Exercise: Scan the listing that follows and report how many lines contain "What". Write the number alone.

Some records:

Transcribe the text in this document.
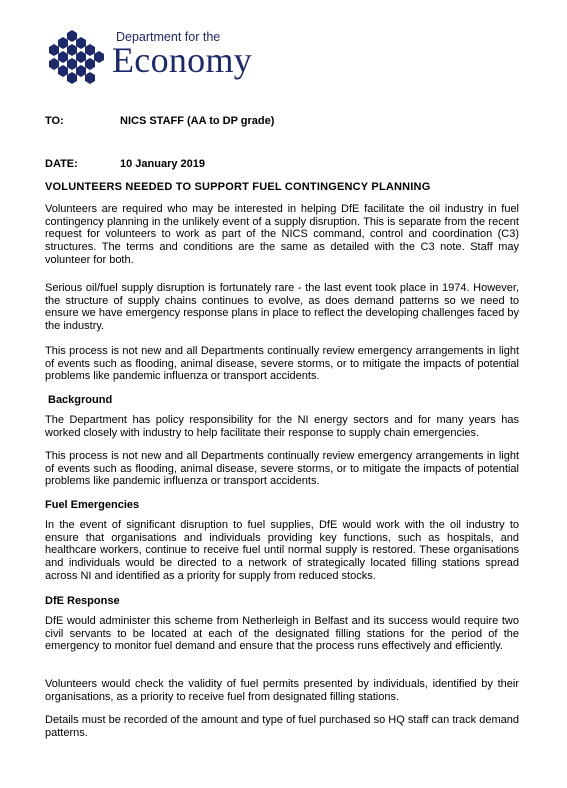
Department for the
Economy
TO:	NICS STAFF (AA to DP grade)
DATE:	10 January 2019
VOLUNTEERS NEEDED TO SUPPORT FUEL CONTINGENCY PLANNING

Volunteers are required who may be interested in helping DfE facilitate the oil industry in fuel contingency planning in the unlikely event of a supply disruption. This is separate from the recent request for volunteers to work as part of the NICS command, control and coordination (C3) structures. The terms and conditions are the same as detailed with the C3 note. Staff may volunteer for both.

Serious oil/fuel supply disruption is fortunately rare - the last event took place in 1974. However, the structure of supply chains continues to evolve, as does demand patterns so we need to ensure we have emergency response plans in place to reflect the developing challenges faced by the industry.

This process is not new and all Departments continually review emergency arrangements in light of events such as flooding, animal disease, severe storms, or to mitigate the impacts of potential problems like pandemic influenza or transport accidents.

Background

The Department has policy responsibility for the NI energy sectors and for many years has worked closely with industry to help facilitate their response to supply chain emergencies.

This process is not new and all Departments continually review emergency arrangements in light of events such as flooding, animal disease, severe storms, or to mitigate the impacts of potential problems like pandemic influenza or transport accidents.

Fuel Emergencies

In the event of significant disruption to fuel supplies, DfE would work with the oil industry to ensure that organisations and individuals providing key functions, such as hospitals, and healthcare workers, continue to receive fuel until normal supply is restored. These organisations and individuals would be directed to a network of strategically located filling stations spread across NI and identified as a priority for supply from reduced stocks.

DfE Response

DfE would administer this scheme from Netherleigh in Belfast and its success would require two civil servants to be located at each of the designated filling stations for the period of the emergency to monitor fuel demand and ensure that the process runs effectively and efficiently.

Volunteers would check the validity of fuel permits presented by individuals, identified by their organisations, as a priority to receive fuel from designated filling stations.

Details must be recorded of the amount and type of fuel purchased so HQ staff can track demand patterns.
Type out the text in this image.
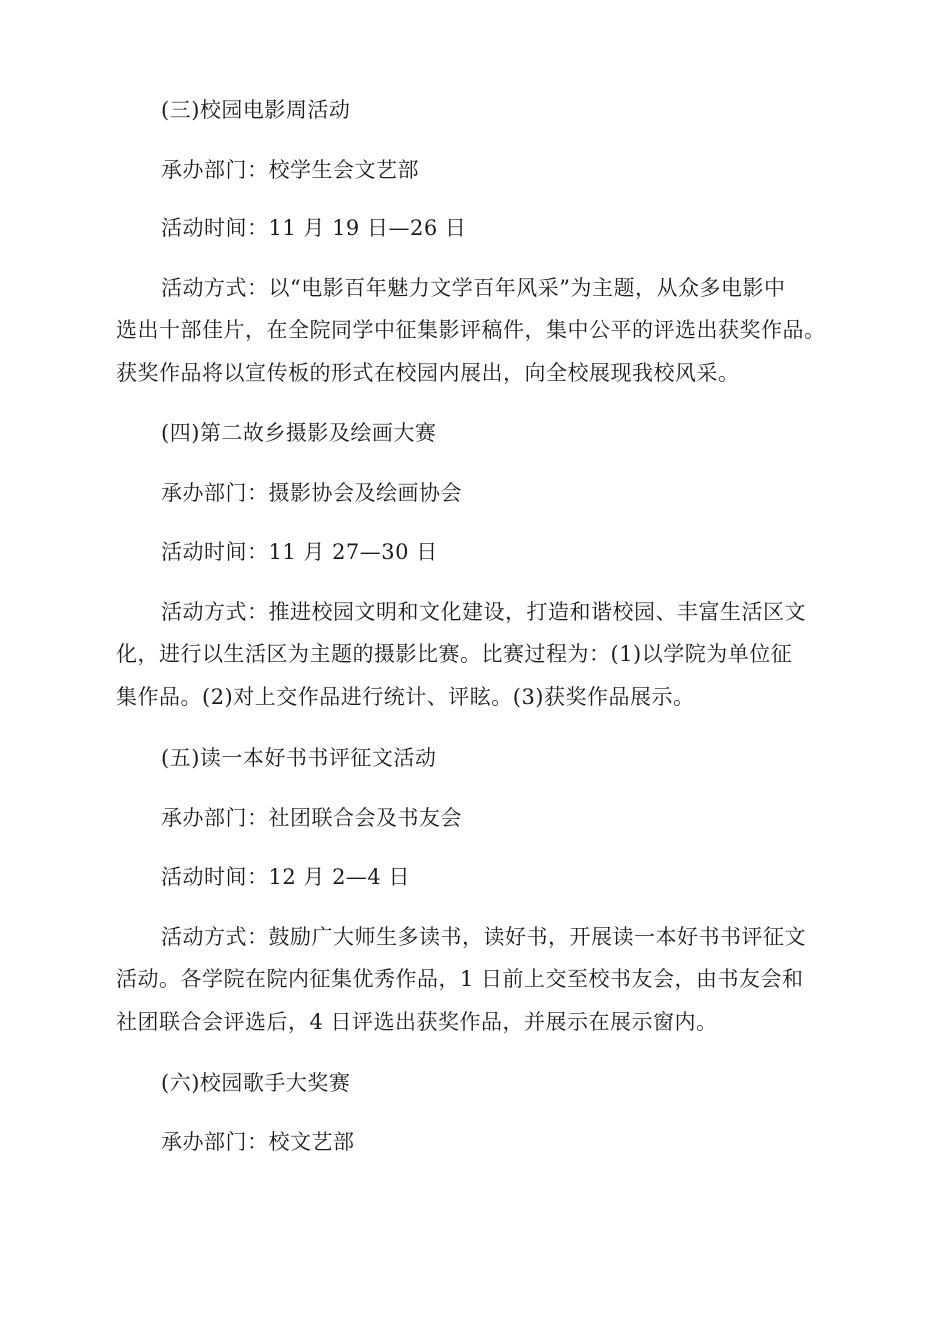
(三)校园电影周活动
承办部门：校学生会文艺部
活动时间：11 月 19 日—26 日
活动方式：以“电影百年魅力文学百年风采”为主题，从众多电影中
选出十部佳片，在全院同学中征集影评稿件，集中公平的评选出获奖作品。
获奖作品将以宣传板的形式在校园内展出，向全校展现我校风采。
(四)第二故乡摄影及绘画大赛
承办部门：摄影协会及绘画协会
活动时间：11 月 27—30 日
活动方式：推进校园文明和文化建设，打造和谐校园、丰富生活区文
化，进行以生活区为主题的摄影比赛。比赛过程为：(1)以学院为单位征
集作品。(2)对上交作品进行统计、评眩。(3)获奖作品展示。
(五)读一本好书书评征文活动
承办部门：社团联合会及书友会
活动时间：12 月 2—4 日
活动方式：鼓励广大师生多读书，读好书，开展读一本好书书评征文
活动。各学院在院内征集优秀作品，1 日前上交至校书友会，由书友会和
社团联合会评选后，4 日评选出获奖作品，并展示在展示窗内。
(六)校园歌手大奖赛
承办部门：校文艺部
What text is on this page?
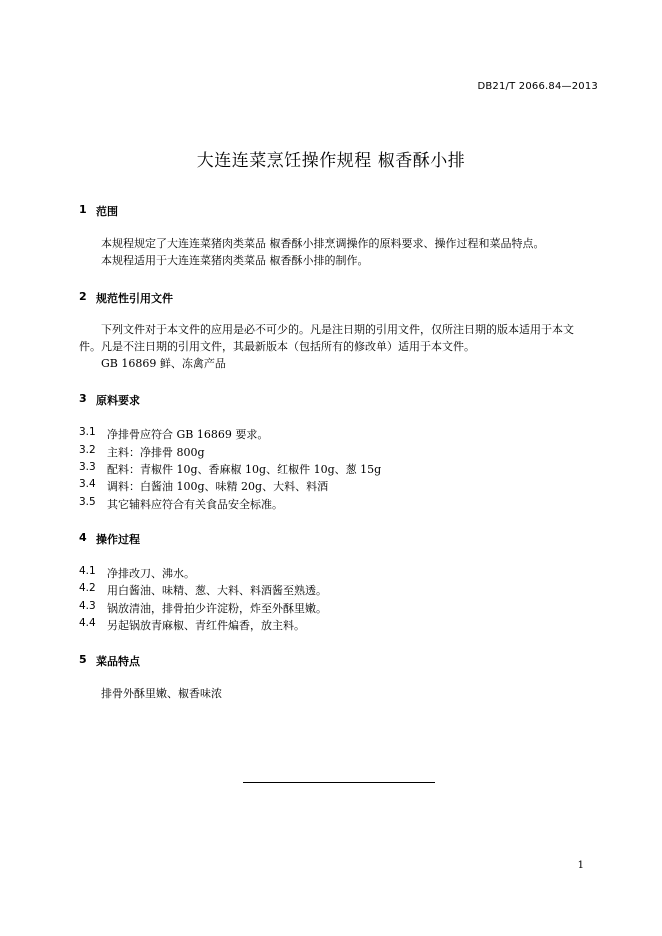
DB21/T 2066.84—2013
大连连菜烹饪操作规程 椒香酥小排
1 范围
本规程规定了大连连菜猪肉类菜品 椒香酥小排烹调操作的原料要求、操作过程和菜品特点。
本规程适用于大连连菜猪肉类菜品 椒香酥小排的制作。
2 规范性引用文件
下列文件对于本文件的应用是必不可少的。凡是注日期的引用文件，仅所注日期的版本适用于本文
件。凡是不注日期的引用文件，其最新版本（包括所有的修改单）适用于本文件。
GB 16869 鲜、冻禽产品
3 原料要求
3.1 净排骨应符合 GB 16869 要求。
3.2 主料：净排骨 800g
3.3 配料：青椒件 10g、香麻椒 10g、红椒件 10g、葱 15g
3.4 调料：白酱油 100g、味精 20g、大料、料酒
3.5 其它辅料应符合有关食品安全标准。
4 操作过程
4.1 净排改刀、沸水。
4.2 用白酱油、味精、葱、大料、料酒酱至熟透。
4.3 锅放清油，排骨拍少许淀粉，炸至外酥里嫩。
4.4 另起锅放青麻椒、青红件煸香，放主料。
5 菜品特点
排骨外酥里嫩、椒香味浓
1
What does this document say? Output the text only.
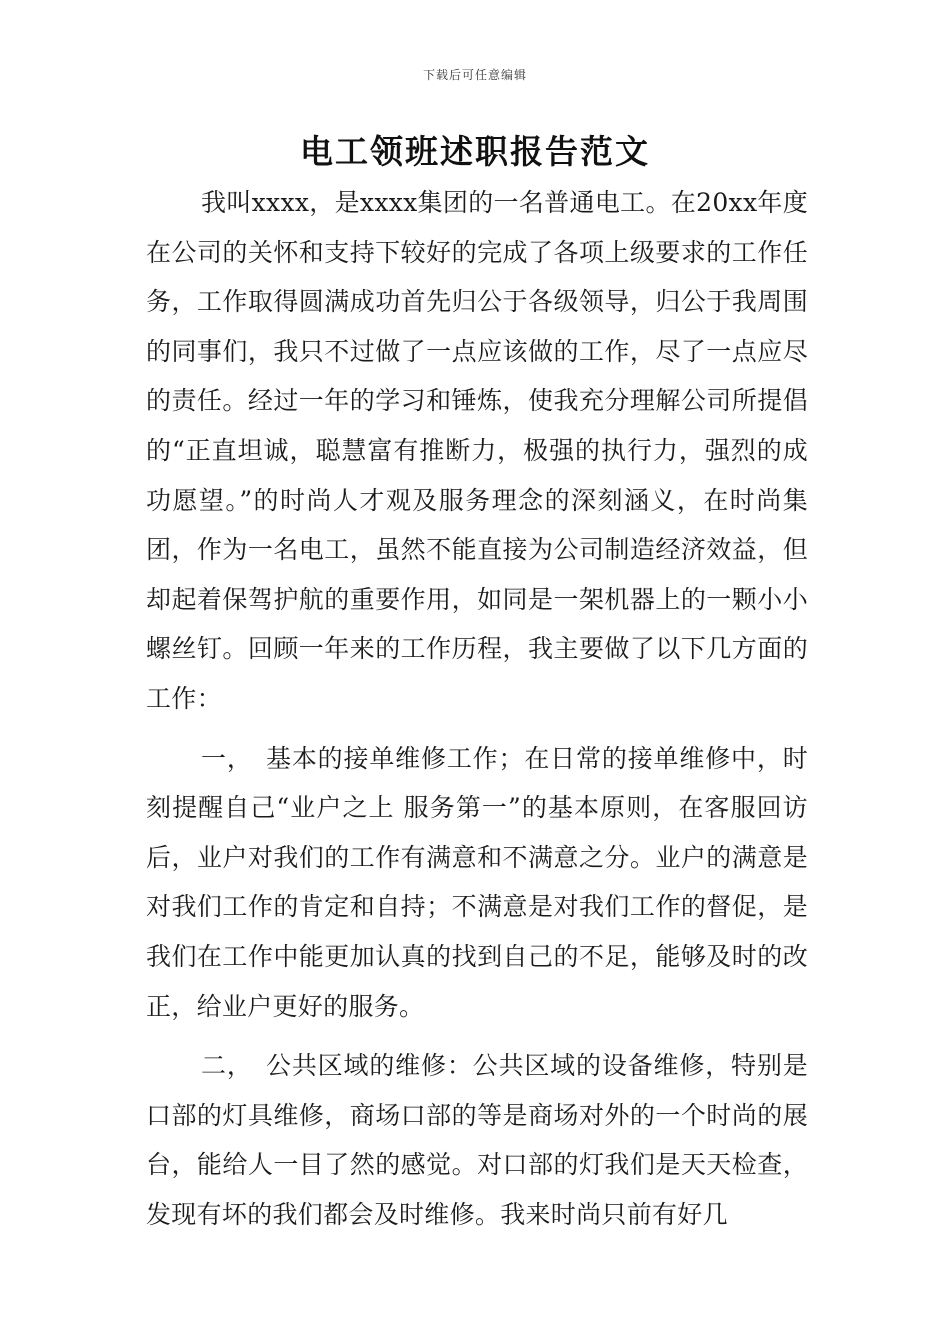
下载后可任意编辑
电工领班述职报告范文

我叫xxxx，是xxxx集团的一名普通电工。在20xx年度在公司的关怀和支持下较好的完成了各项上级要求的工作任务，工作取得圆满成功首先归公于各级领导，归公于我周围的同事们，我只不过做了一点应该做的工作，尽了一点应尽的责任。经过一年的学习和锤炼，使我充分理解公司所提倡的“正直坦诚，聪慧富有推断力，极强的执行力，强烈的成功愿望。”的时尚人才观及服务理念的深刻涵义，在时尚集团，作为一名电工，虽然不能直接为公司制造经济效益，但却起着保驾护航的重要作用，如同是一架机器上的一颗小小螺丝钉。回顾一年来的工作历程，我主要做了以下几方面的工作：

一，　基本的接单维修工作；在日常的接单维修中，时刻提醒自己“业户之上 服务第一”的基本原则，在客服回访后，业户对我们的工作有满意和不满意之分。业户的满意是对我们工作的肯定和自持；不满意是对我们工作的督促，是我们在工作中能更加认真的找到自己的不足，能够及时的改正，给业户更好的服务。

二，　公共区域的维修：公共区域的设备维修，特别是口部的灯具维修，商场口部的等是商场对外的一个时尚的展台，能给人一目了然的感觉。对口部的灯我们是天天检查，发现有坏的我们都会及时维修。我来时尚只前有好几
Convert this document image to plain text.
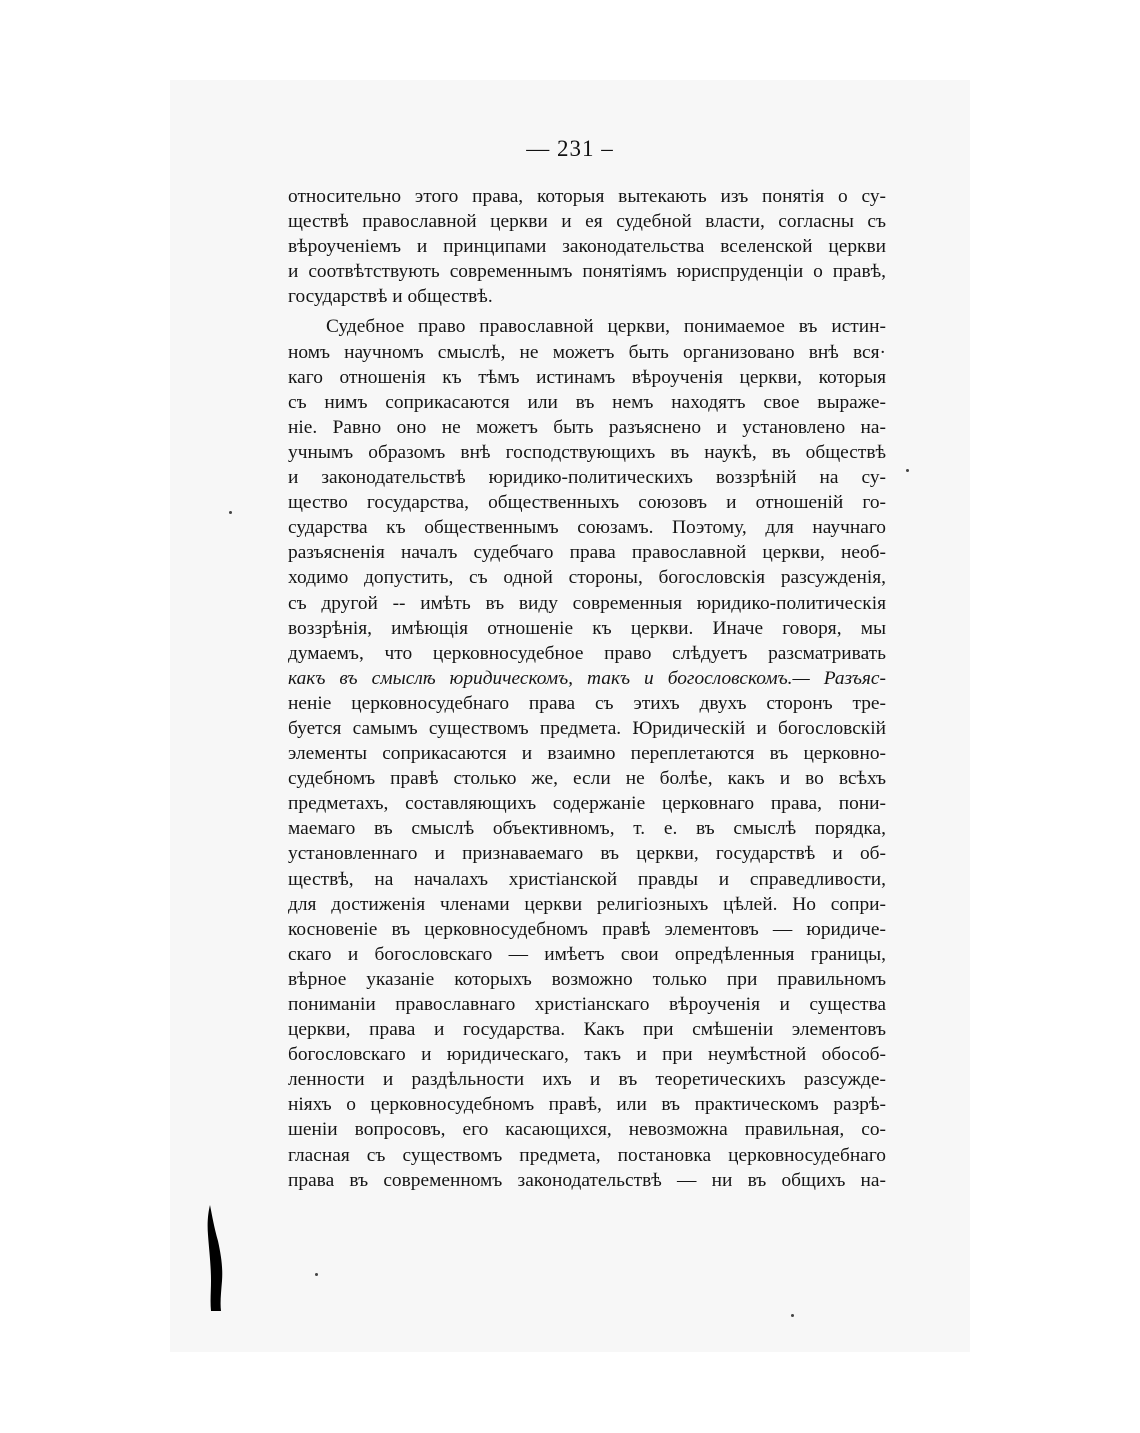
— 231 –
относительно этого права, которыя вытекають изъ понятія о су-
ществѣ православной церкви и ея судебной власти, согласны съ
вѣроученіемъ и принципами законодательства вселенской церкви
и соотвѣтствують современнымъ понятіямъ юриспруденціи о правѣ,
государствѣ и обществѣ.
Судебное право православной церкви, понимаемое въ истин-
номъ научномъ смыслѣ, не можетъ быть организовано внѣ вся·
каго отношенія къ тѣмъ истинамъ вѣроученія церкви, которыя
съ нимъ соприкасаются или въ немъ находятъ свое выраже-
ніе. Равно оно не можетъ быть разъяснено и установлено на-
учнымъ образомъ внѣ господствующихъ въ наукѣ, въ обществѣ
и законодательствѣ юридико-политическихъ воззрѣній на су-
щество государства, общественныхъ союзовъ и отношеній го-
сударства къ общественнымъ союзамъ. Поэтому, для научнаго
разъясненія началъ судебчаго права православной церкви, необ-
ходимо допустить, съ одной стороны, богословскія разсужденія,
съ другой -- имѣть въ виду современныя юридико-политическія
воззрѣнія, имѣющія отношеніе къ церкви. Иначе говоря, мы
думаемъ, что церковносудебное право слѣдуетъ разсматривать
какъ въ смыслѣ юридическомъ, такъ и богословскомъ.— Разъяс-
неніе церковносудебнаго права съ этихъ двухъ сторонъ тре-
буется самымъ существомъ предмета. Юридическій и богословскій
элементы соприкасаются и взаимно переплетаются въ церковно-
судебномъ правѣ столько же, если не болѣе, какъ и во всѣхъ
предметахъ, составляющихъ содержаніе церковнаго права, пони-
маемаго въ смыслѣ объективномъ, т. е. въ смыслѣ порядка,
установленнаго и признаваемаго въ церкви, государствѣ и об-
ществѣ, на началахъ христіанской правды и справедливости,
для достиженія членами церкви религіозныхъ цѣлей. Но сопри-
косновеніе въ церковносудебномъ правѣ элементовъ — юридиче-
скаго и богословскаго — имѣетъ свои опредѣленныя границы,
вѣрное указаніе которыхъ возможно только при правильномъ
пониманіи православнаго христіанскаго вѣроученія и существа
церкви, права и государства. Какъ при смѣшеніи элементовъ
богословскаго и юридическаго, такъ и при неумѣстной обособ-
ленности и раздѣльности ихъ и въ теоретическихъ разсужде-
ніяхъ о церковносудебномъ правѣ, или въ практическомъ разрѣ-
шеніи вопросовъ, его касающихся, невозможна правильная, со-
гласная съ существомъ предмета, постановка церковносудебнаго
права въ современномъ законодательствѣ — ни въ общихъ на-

Solution for this problem: 2